**Dataset extract**
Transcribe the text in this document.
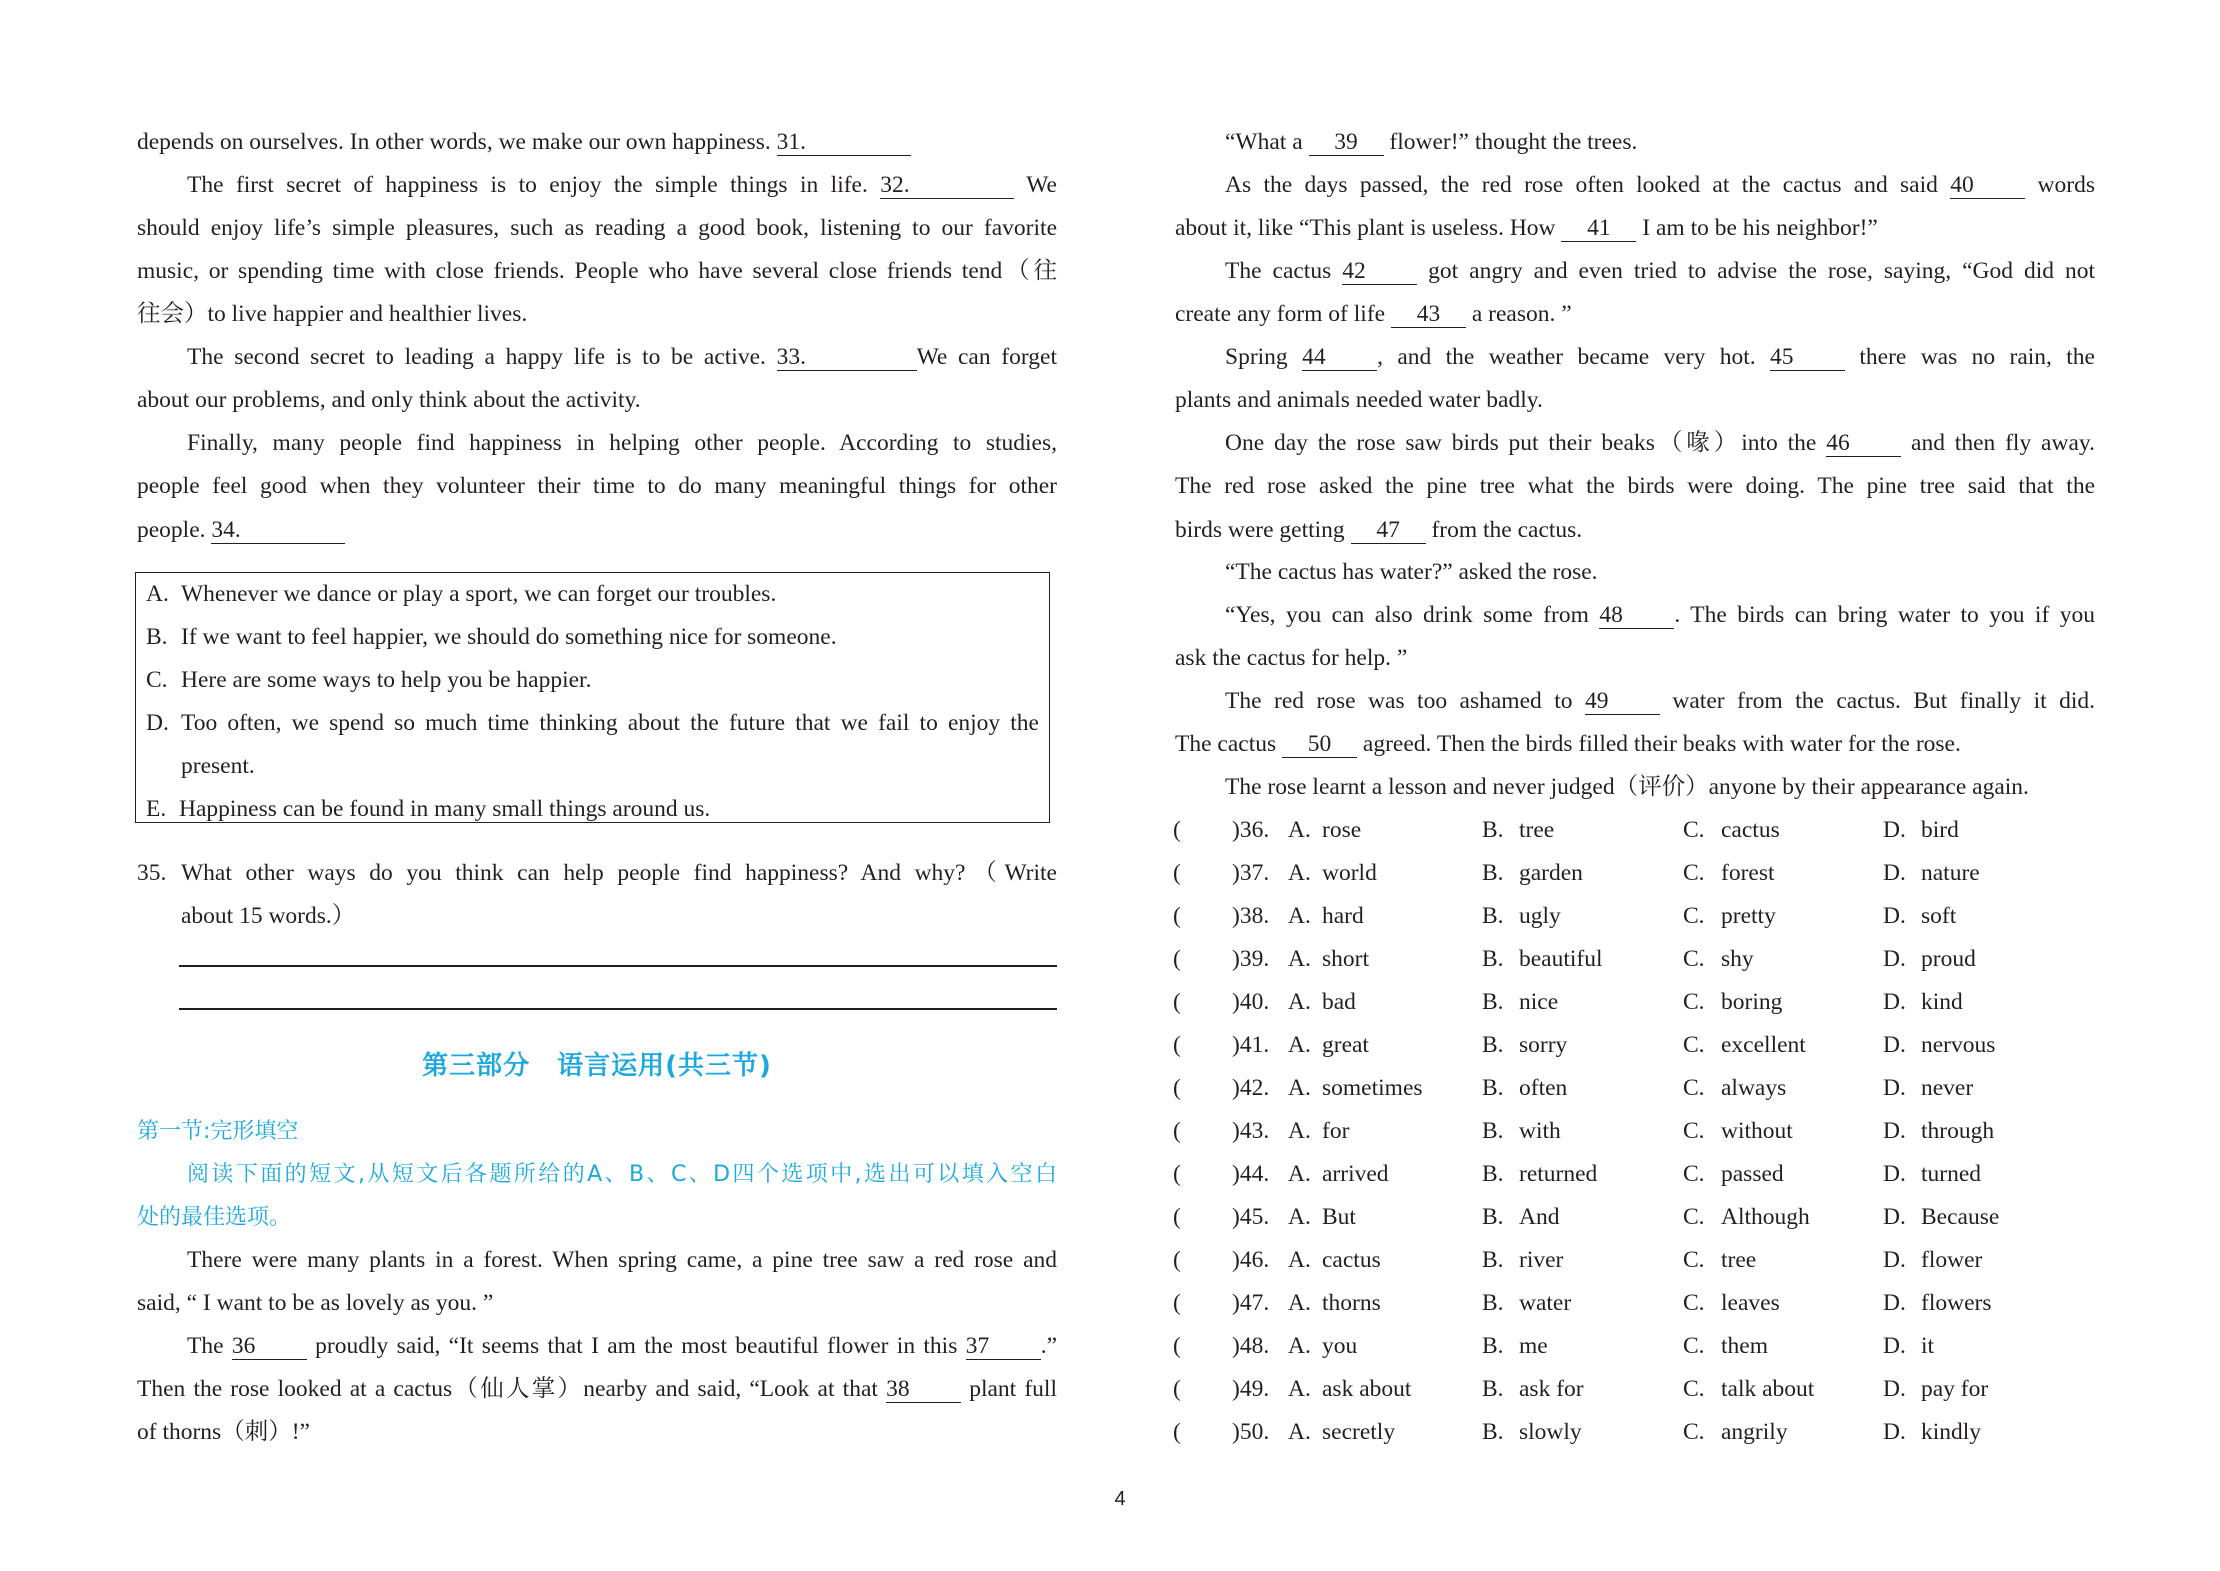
depends on ourselves. In other words, we make our own happiness. 31.
The first secret of happiness is to enjoy the simple things in life. 32.	We
should enjoy life’s simple pleasures, such as reading a good book, listening to our favorite
music, or spending time with close friends. People who have several close friends tend（往
往会）to live happier and healthier lives.
The second secret to leading a happy life is to be active. 33.	We can forget
about our problems, and only think about the activity.
Finally, many people find happiness in helping other people. According to studies,
people feel good when they volunteer their time to do many meaningful things for other
people. 34.
A. Whenever we dance or play a sport, we can forget our troubles.
B. If we want to feel happier, we should do something nice for someone.
C. Here are some ways to help you be happier.
D. Too often, we spend so much time thinking about the future that we fail to enjoy the
present.
E. Happiness can be found in many small things around us.
35. What other ways do you think can help people find happiness? And why?（Write
about 15 words.）
第三部分　语言运用(共三节)
第一节:完形填空
阅读下面的短文,从短文后各题所给的A、B、C、D四个选项中,选出可以填入空白
处的最佳选项。
There were many plants in a forest. When spring came, a pine tree saw a red rose and
said, “ I want to be as lovely as you. ”
The 36 proudly said, “It seems that I am the most beautiful flower in this 37 .”
Then the rose looked at a cactus（仙人掌）nearby and said, “Look at that 38 plant full
of thorns（刺）!”
“What a 39 flower!” thought the trees.
As the days passed, the red rose often looked at the cactus and said 40 words
about it, like “This plant is useless. How 41 I am to be his neighbor!”
The cactus 42 got angry and even tried to advise the rose, saying, “God did not
create any form of life 43 a reason. ”
Spring 44 , and the weather became very hot. 45 there was no rain, the
plants and animals needed water badly.
One day the rose saw birds put their beaks（喙）into the 46 and then fly away.
The red rose asked the pine tree what the birds were doing. The pine tree said that the
birds were getting 47 from the cactus.
“The cactus has water?” asked the rose.
“Yes, you can also drink some from 48 . The birds can bring water to you if you
ask the cactus for help. ”
The red rose was too ashamed to 49 water from the cactus. But finally it did.
The cactus 50 agreed. Then the birds filled their beaks with water for the rose.
The rose learnt a lesson and never judged（评价）anyone by their appearance again.
( )36. A. rose	B. tree	C. cactus	D. bird
( )37. A. world	B. garden	C. forest	D. nature
( )38. A. hard	B. ugly	C. pretty	D. soft
( )39. A. short	B. beautiful	C. shy	D. proud
( )40. A. bad	B. nice	C. boring	D. kind
( )41. A. great	B. sorry	C. excellent	D. nervous
( )42. A. sometimes	B. often	C. always	D. never
( )43. A. for	B. with	C. without	D. through
( )44. A. arrived	B. returned	C. passed	D. turned
( )45. A. But	B. And	C. Although	D. Because
( )46. A. cactus	B. river	C. tree	D. flower
( )47. A. thorns	B. water	C. leaves	D. flowers
( )48. A. you	B. me	C. them	D. it
( )49. A. ask about	B. ask for	C. talk about	D. pay for
( )50. A. secretly	B. slowly	C. angrily	D. kindly
4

**Set problem**
Write out the material above once more, exactly as it reads, with no pictures.

**Written reply**
Transcribe the text in this document.
depends on ourselves. In other words, we make our own happiness. 31.
The first secret of happiness is to enjoy the simple things in life. 32.	We
should enjoy life’s simple pleasures, such as reading a good book, listening to our favorite
music, or spending time with close friends. People who have several close friends tend（往
往会）to live happier and healthier lives.
The second secret to leading a happy life is to be active. 33.	We can forget
about our problems, and only think about the activity.
Finally, many people find happiness in helping other people. According to studies,
people feel good when they volunteer their time to do many meaningful things for other
people. 34.
A. Whenever we dance or play a sport, we can forget our troubles.
B. If we want to feel happier, we should do something nice for someone.
C. Here are some ways to help you be happier.
D. Too often, we spend so much time thinking about the future that we fail to enjoy the
present.
E. Happiness can be found in many small things around us.
35. What other ways do you think can help people find happiness? And why?（Write
about 15 words.）
第三部分　语言运用(共三节)
第一节:完形填空
阅读下面的短文,从短文后各题所给的A、B、C、D四个选项中,选出可以填入空白
处的最佳选项。
There were many plants in a forest. When spring came, a pine tree saw a red rose and
said, “ I want to be as lovely as you. ”
The 36 proudly said, “It seems that I am the most beautiful flower in this 37 .”
Then the rose looked at a cactus（仙人掌）nearby and said, “Look at that 38 plant full
of thorns（刺）!”
“What a 39 flower!” thought the trees.
As the days passed, the red rose often looked at the cactus and said 40 words
about it, like “This plant is useless. How 41 I am to be his neighbor!”
The cactus 42 got angry and even tried to advise the rose, saying, “God did not
create any form of life 43 a reason. ”
Spring 44 , and the weather became very hot. 45 there was no rain, the
plants and animals needed water badly.
One day the rose saw birds put their beaks（喙）into the 46 and then fly away.
The red rose asked the pine tree what the birds were doing. The pine tree said that the
birds were getting 47 from the cactus.
“The cactus has water?” asked the rose.
“Yes, you can also drink some from 48 . The birds can bring water to you if you
ask the cactus for help. ”
The red rose was too ashamed to 49 water from the cactus. But finally it did.
The cactus 50 agreed. Then the birds filled their beaks with water for the rose.
The rose learnt a lesson and never judged（评价）anyone by their appearance again.
( )36. A. rose	B. tree	C. cactus	D. bird
( )37. A. world	B. garden	C. forest	D. nature
( )38. A. hard	B. ugly	C. pretty	D. soft
( )39. A. short	B. beautiful	C. shy	D. proud
( )40. A. bad	B. nice	C. boring	D. kind
( )41. A. great	B. sorry	C. excellent	D. nervous
( )42. A. sometimes	B. often	C. always	D. never
( )43. A. for	B. with	C. without	D. through
( )44. A. arrived	B. returned	C. passed	D. turned
( )45. A. But	B. And	C. Although	D. Because
( )46. A. cactus	B. river	C. tree	D. flower
( )47. A. thorns	B. water	C. leaves	D. flowers
( )48. A. you	B. me	C. them	D. it
( )49. A. ask about	B. ask for	C. talk about	D. pay for
( )50. A. secretly	B. slowly	C. angrily	D. kindly
4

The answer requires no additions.